====== DATA RECORDS
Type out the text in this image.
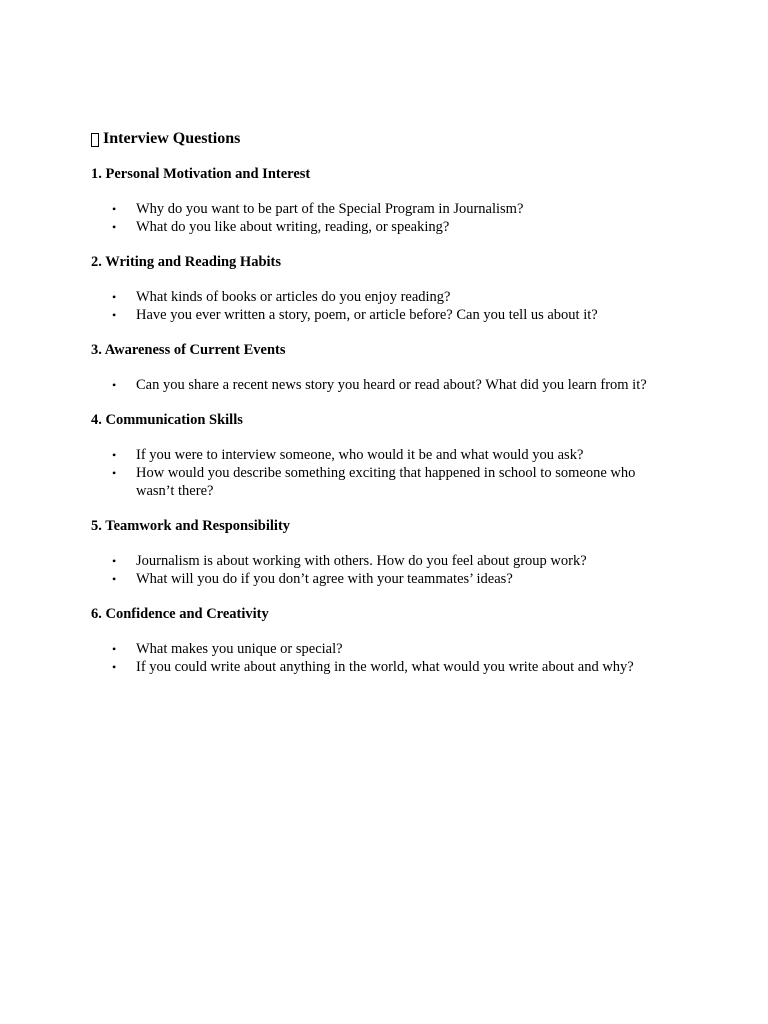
Interview Questions
1. Personal Motivation and Interest
• Why do you want to be part of the Special Program in Journalism?
• What do you like about writing, reading, or speaking?
2. Writing and Reading Habits
• What kinds of books or articles do you enjoy reading?
• Have you ever written a story, poem, or article before? Can you tell us about it?
3. Awareness of Current Events
• Can you share a recent news story you heard or read about? What did you learn from it?
4. Communication Skills
• If you were to interview someone, who would it be and what would you ask?
• How would you describe something exciting that happened in school to someone who wasn’t there?
5. Teamwork and Responsibility
• Journalism is about working with others. How do you feel about group work?
• What will you do if you don’t agree with your teammates’ ideas?
6. Confidence and Creativity
• What makes you unique or special?
• If you could write about anything in the world, what would you write about and why?
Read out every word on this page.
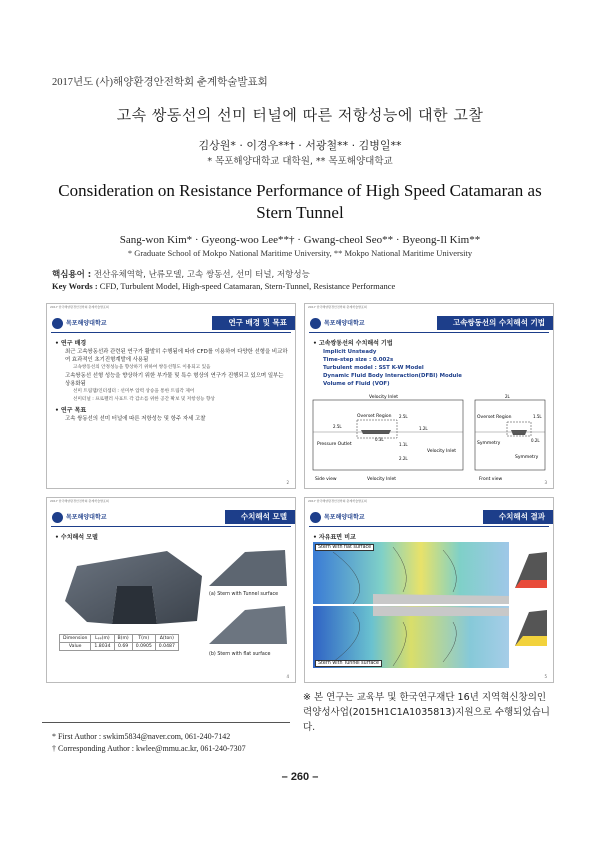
2017년도 (사)해양환경안전학회 춘계학술발표회
고속 쌍동선의 선미 터널에 따른 저항성능에 대한 고찰
김상원* · 이경우**† · 서광철** · 김병일**
* 목포해양대학교 대학원, ** 목포해양대학교
Consideration on Resistance Performance of High Speed Catamaran as
Stern Tunnel
Sang-won Kim* · Gyeong-woo Lee**† · Gwang-cheol Seo** · Byeong-Il Kim**
* Graduate School of Mokpo National Maritime University, ** Mokpo National Maritime University
핵심용어 : 전산유체역학, 난류모델, 고속 쌍동선, 선미 터널, 저항성능
Key Words : CFD, Turbulent Model, High-speed Catamaran, Stern-Tunnel, Resistance Performance
2017 한국해양환경안전학회 춘계학술발표회
목포해양대학교	연구 배경 및 목표
• 연구 배경
최근 고속쌍동선과 관련된 연구가 활발히 수행됨에 따라 CFD를 이용하여 다양한 선형을 비교하여 효과적인 초기진형계발에 사용됨
고속쌍동선의 안정성능을 향상하기 위하여 쌍동선형도 이용되고 있음
고속쌍동선 선형 성능을 향상하기 위한 부가물 및 특수 형상의 연구가 진행되고 있으며 일부는 상용화됨
선미 트림탭/인터셉터 : 선미부 압력 상승을 통한 트림각 제어
선미터널 : 프로펠러 사표트 각 감소를 위한 공간 확보 및 저항성능 향상
• 연구 목표
고속 쌍동선의 선미 터널에 따른 저항성능 및 항주 자세 고찰
2
2017 한국해양환경안전학회 춘계학술발표회
목포해양대학교	고속쌍동선의 수치해석 기법
• 고속쌍동선의 수치해석 기법
Implicit Unsteady
Time-step size : 0.002s
Turbulent model : SST K-W Model
Dynamic Fluid Body Interaction(DFBI) Module
Volume of Fluid (VOF)
Velocity Inlet
Overset Region
Pressure Outlet
Velocity Inlet
Velocity Inlet
Side view
2.5L
2.5L
1.2L
0.3L
1.1L
2.2L
2L
Overset Region
Symmetry
Symmetry
0.2L
1.5L
Front view
3
2017 한국해양환경안전학회 춘계학술발표회
목포해양대학교	수치해석 모델
• 수치해석 모델
(a) Stern with Tunnel surface
(b) Stern with flat surface
Dimension	Lₚₚ(m)	B(m)	T(m)	Δ(ton)
Value	1.8034	0.69	0.0905	0.0487
4
2017 한국해양환경안전학회 춘계학술발표회
목포해양대학교	수치해석 결과
• 자유표면 비교
Stern with flat surface
Stern with Tunnel surface
5
※ 본 연구는 교육부 및 한국연구재단 16년 지역혁신창의인력양성사업(2015H1C1A1035813)지원으로 수행되었습니다.
* First Author : swkim5834@naver.com, 061-240-7142
† Corresponding Author : kwlee@mmu.ac.kr, 061-240-7307
– 260 –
============
INSTRUCTIONS FOR THE TASK — Give only the number of lines in the data that hold the string "수치해석".

SOLUTION TO THIS EXERCISE — 5